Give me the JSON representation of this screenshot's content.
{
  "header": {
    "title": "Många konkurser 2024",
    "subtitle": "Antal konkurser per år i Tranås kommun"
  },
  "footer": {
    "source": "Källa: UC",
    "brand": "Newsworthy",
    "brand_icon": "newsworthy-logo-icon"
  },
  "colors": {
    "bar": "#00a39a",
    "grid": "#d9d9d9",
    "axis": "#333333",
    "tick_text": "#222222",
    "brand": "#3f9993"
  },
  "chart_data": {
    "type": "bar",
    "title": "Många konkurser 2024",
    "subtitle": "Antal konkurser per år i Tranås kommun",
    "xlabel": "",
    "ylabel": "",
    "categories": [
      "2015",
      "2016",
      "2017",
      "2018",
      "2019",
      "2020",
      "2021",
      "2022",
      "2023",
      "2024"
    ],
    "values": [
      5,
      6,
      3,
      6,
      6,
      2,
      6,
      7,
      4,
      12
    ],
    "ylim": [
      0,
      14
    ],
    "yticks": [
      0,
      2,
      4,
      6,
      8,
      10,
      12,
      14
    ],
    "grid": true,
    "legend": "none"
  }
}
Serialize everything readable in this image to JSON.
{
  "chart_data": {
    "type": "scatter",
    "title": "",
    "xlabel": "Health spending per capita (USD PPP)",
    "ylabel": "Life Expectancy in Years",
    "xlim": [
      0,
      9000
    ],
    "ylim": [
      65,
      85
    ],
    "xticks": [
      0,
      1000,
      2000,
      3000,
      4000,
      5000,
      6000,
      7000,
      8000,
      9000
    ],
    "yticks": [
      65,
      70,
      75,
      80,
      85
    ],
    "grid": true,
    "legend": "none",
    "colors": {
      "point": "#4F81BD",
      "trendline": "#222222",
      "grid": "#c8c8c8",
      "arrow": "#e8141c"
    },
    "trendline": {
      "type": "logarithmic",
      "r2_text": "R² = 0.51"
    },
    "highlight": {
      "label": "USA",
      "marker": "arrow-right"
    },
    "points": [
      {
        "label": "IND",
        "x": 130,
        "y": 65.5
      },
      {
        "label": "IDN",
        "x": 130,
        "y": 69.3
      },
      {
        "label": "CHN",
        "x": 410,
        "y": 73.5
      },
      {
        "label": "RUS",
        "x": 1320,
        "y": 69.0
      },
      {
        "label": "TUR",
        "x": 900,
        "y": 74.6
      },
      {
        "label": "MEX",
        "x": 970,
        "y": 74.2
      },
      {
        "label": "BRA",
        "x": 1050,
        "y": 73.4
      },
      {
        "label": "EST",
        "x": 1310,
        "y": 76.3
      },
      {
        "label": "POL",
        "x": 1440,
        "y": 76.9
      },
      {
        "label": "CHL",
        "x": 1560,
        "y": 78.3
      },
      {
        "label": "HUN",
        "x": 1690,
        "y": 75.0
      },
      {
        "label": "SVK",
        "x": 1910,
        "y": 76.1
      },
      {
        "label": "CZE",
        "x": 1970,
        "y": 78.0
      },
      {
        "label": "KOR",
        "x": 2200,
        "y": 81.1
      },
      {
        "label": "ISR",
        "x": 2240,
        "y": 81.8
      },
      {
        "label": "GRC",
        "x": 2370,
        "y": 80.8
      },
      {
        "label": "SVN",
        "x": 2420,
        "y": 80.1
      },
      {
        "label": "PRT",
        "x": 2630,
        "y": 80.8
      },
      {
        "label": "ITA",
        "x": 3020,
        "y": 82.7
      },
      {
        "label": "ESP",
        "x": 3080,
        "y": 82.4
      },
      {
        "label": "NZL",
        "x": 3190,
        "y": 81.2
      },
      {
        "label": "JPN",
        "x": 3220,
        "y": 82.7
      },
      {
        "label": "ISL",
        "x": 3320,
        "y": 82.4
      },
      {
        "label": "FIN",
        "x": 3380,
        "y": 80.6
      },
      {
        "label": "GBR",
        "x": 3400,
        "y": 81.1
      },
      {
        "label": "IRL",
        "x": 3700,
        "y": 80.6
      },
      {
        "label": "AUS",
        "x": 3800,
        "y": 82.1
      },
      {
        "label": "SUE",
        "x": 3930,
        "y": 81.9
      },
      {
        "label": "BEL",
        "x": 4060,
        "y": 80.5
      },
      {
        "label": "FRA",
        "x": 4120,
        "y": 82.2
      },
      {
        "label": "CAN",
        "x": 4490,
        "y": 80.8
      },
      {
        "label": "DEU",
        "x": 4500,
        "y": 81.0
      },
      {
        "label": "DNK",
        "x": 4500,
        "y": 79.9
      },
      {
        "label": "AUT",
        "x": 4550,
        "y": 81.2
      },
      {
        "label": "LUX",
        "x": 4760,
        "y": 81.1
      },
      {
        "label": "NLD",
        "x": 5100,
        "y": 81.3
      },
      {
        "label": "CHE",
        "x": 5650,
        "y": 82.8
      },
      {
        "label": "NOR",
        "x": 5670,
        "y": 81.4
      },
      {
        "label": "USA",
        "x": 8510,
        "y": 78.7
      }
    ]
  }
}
==================================================
Output all of the data above without any alteration.

_Solution for this exercise_.
Give me the JSON representation of this screenshot's content.
{
  "header": {
    "title": "Många konkurser 2024",
    "subtitle": "Antal konkurser per år i Tranås kommun"
  },
  "footer": {
    "source": "Källa: UC",
    "brand": "Newsworthy",
    "brand_icon": "newsworthy-logo-icon"
  },
  "colors": {
    "bar": "#00a39a",
    "grid": "#d9d9d9",
    "axis": "#333333",
    "tick_text": "#222222",
    "brand": "#3f9993"
  },
  "chart_data": {
    "type": "bar",
    "title": "Många konkurser 2024",
    "subtitle": "Antal konkurser per år i Tranås kommun",
    "xlabel": "",
    "ylabel": "",
    "categories": [
      "2015",
      "2016",
      "2017",
      "2018",
      "2019",
      "2020",
      "2021",
      "2022",
      "2023",
      "2024"
    ],
    "values": [
      5,
      6,
      3,
      6,
      6,
      2,
      6,
      7,
      4,
      12
    ],
    "ylim": [
      0,
      14
    ],
    "yticks": [
      0,
      2,
      4,
      6,
      8,
      10,
      12,
      14
    ],
    "grid": true,
    "legend": "none"
  }
}
Serialize everything readable in this image to JSON.
{
  "chart_data": {
    "type": "scatter",
    "title": "",
    "xlabel": "Health spending per capita (USD PPP)",
    "ylabel": "Life Expectancy in Years",
    "xlim": [
      0,
      9000
    ],
    "ylim": [
      65,
      85
    ],
    "xticks": [
      0,
      1000,
      2000,
      3000,
      4000,
      5000,
      6000,
      7000,
      8000,
      9000
    ],
    "yticks": [
      65,
      70,
      75,
      80,
      85
    ],
    "grid": true,
    "legend": "none",
    "colors": {
      "point": "#4F81BD",
      "trendline": "#222222",
      "grid": "#c8c8c8",
      "arrow": "#e8141c"
    },
    "trendline": {
      "type": "logarithmic",
      "r2_text": "R² = 0.51"
    },
    "highlight": {
      "label": "USA",
      "marker": "arrow-right"
    },
    "points": [
      {
        "label": "IND",
        "x": 130,
        "y": 65.5
      },
      {
        "label": "IDN",
        "x": 130,
        "y": 69.3
      },
      {
        "label": "CHN",
        "x": 410,
        "y": 73.5
      },
      {
        "label": "RUS",
        "x": 1320,
        "y": 69.0
      },
      {
        "label": "TUR",
        "x": 900,
        "y": 74.6
      },
      {
        "label": "MEX",
        "x": 970,
        "y": 74.2
      },
      {
        "label": "BRA",
        "x": 1050,
        "y": 73.4
      },
      {
        "label": "EST",
        "x": 1310,
        "y": 76.3
      },
      {
        "label": "POL",
        "x": 1440,
        "y": 76.9
      },
      {
        "label": "CHL",
        "x": 1560,
        "y": 78.3
      },
      {
        "label": "HUN",
        "x": 1690,
        "y": 75.0
      },
      {
        "label": "SVK",
        "x": 1910,
        "y": 76.1
      },
      {
        "label": "CZE",
        "x": 1970,
        "y": 78.0
      },
      {
        "label": "KOR",
        "x": 2200,
        "y": 81.1
      },
      {
        "label": "ISR",
        "x": 2240,
        "y": 81.8
      },
      {
        "label": "GRC",
        "x": 2370,
        "y": 80.8
      },
      {
        "label": "SVN",
        "x": 2420,
        "y": 80.1
      },
      {
        "label": "PRT",
        "x": 2630,
        "y": 80.8
      },
      {
        "label": "ITA",
        "x": 3020,
        "y": 82.7
      },
      {
        "label": "ESP",
        "x": 3080,
        "y": 82.4
      },
      {
        "label": "NZL",
        "x": 3190,
        "y": 81.2
      },
      {
        "label": "JPN",
        "x": 3220,
        "y": 82.7
      },
      {
        "label": "ISL",
        "x": 3320,
        "y": 82.4
      },
      {
        "label": "FIN",
        "x": 3380,
        "y": 80.6
      },
      {
        "label": "GBR",
        "x": 3400,
        "y": 81.1
      },
      {
        "label": "IRL",
        "x": 3700,
        "y": 80.6
      },
      {
        "label": "AUS",
        "x": 3800,
        "y": 82.1
      },
      {
        "label": "SUE",
        "x": 3930,
        "y": 81.9
      },
      {
        "label": "BEL",
        "x": 4060,
        "y": 80.5
      },
      {
        "label": "FRA",
        "x": 4120,
        "y": 82.2
      },
      {
        "label": "CAN",
        "x": 4490,
        "y": 80.8
      },
      {
        "label": "DEU",
        "x": 4500,
        "y": 81.0
      },
      {
        "label": "DNK",
        "x": 4500,
        "y": 79.9
      },
      {
        "label": "AUT",
        "x": 4550,
        "y": 81.2
      },
      {
        "label": "LUX",
        "x": 4760,
        "y": 81.1
      },
      {
        "label": "NLD",
        "x": 5100,
        "y": 81.3
      },
      {
        "label": "CHE",
        "x": 5650,
        "y": 82.8
      },
      {
        "label": "NOR",
        "x": 5670,
        "y": 81.4
      },
      {
        "label": "USA",
        "x": 8510,
        "y": 78.7
      }
    ]
  }
}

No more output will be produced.